» **Given problem**:
Transcribe every entry word for word, leaving out all images.

(Items from a dataset)
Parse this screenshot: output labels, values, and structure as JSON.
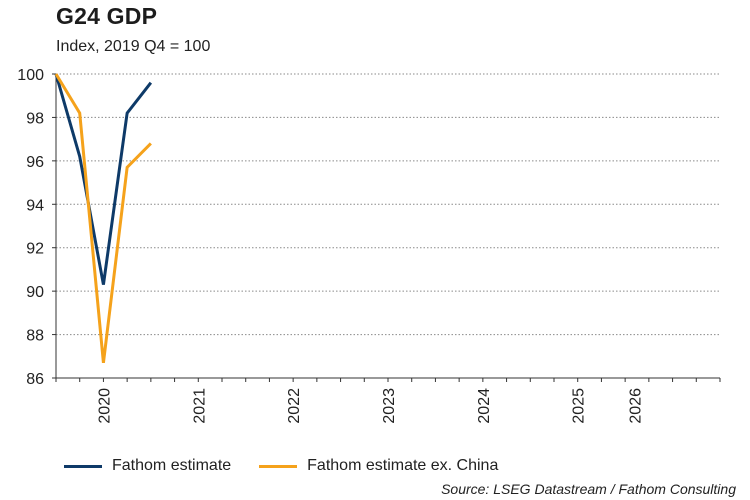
{
  "colors": {
    "series1": "#0e3a68",
    "series2": "#f5a21b",
    "grid": "#8a8a8a",
    "axis": "#333333"
  },
  "chart_data": {
    "type": "line",
    "title": "G24 GDP",
    "subtitle": "Index, 2019 Q4 = 100",
    "xlabel": "",
    "ylabel": "",
    "ylim": [
      86,
      100
    ],
    "yticks": [
      86,
      88,
      90,
      92,
      94,
      96,
      98,
      100
    ],
    "grid": "horizontal-dotted",
    "x_range": [
      2019.75,
      2026.75
    ],
    "x_tick_labels": [
      {
        "label": "2020",
        "at": 2020.25
      },
      {
        "label": "2021",
        "at": 2021.25
      },
      {
        "label": "2022",
        "at": 2022.25
      },
      {
        "label": "2023",
        "at": 2023.25
      },
      {
        "label": "2024",
        "at": 2024.25
      },
      {
        "label": "2025",
        "at": 2025.25
      },
      {
        "label": "2026",
        "at": 2025.85
      }
    ],
    "series": [
      {
        "name": "Fathom estimate",
        "color": "#0e3a68",
        "x": [
          2019.75,
          2020.0,
          2020.25,
          2020.5,
          2020.75
        ],
        "values": [
          100.0,
          96.2,
          90.3,
          98.2,
          99.6
        ]
      },
      {
        "name": "Fathom estimate ex. China",
        "color": "#f5a21b",
        "x": [
          2019.75,
          2020.0,
          2020.25,
          2020.5,
          2020.75
        ],
        "values": [
          100.0,
          98.2,
          86.7,
          95.7,
          96.8
        ]
      }
    ],
    "legend": "bottom-left",
    "source": "Source: LSEG Datastream / Fathom Consulting"
  }
}
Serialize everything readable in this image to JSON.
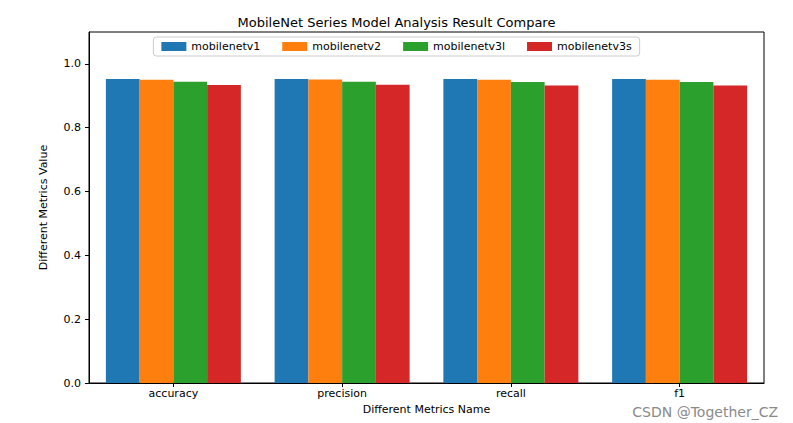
{
  "chart_data": {
    "type": "bar",
    "title": "MobileNet Series Model Analysis Result Compare",
    "x_label": "Different Metrics Name",
    "y_label": "Different Metrics Value",
    "categories": [
      "accuracy",
      "precision",
      "recall",
      "f1"
    ],
    "series": [
      {
        "name": "mobilenetv1",
        "color": "#1f77b4",
        "values": [
          0.953,
          0.953,
          0.953,
          0.953
        ]
      },
      {
        "name": "mobilenetv2",
        "color": "#ff7f0e",
        "values": [
          0.95,
          0.951,
          0.95,
          0.95
        ]
      },
      {
        "name": "mobilenetv3l",
        "color": "#2ca02c",
        "values": [
          0.944,
          0.944,
          0.943,
          0.943
        ]
      },
      {
        "name": "mobilenetv3s",
        "color": "#d62728",
        "values": [
          0.934,
          0.935,
          0.932,
          0.932
        ]
      }
    ],
    "ylim": [
      0,
      1.1
    ],
    "yticks": [
      {
        "value": 0,
        "label": "0.0"
      },
      0.2,
      0.4,
      0.6,
      0.8,
      {
        "value": 1,
        "label": "1.0"
      }
    ],
    "grid": false,
    "legend": "top",
    "annotations": [
      "CSDN @Together_CZ"
    ]
  }
}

» **Finished task**:
Parse this screenshot: output labels, values, and structure as JSON.
{
  "colors": {
    "series1": "#0e3a68",
    "series2": "#f5a21b",
    "grid": "#8a8a8a",
    "axis": "#333333"
  },
  "chart_data": {
    "type": "line",
    "title": "G24 GDP",
    "subtitle": "Index, 2019 Q4 = 100",
    "xlabel": "",
    "ylabel": "",
    "ylim": [
      86,
      100
    ],
    "yticks": [
      86,
      88,
      90,
      92,
      94,
      96,
      98,
      100
    ],
    "grid": "horizontal-dotted",
    "x_range": [
      2019.75,
      2026.75
    ],
    "x_tick_labels": [
      {
        "label": "2020",
        "at": 2020.25
      },
      {
        "label": "2021",
        "at": 2021.25
      },
      {
        "label": "2022",
        "at": 2022.25
      },
      {
        "label": "2023",
        "at": 2023.25
      },
      {
        "label": "2024",
        "at": 2024.25
      },
      {
        "label": "2025",
        "at": 2025.25
      },
      {
        "label": "2026",
        "at": 2025.85
      }
    ],
    "series": [
      {
        "name": "Fathom estimate",
        "color": "#0e3a68",
        "x": [
          2019.75,
          2020.0,
          2020.25,
          2020.5,
          2020.75
        ],
        "values": [
          100.0,
          96.2,
          90.3,
          98.2,
          99.6
        ]
      },
      {
        "name": "Fathom estimate ex. China",
        "color": "#f5a21b",
        "x": [
          2019.75,
          2020.0,
          2020.25,
          2020.5,
          2020.75
        ],
        "values": [
          100.0,
          98.2,
          86.7,
          95.7,
          96.8
        ]
      }
    ],
    "legend": "bottom-left",
    "source": "Source: LSEG Datastream / Fathom Consulting"
  }
}
Serialize everything readable in this image to JSON.
{
  "chart_data": {
    "type": "bar",
    "title": "MobileNet Series Model Analysis Result Compare",
    "x_label": "Different Metrics Name",
    "y_label": "Different Metrics Value",
    "categories": [
      "accuracy",
      "precision",
      "recall",
      "f1"
    ],
    "series": [
      {
        "name": "mobilenetv1",
        "color": "#1f77b4",
        "values": [
          0.953,
          0.953,
          0.953,
          0.953
        ]
      },
      {
        "name": "mobilenetv2",
        "color": "#ff7f0e",
        "values": [
          0.95,
          0.951,
          0.95,
          0.95
        ]
      },
      {
        "name": "mobilenetv3l",
        "color": "#2ca02c",
        "values": [
          0.944,
          0.944,
          0.943,
          0.943
        ]
      },
      {
        "name": "mobilenetv3s",
        "color": "#d62728",
        "values": [
          0.934,
          0.935,
          0.932,
          0.932
        ]
      }
    ],
    "ylim": [
      0,
      1.1
    ],
    "yticks": [
      {
        "value": 0,
        "label": "0.0"
      },
      0.2,
      0.4,
      0.6,
      0.8,
      {
        "value": 1,
        "label": "1.0"
      }
    ],
    "grid": false,
    "legend": "top",
    "annotations": [
      "CSDN @Together_CZ"
    ]
  }
}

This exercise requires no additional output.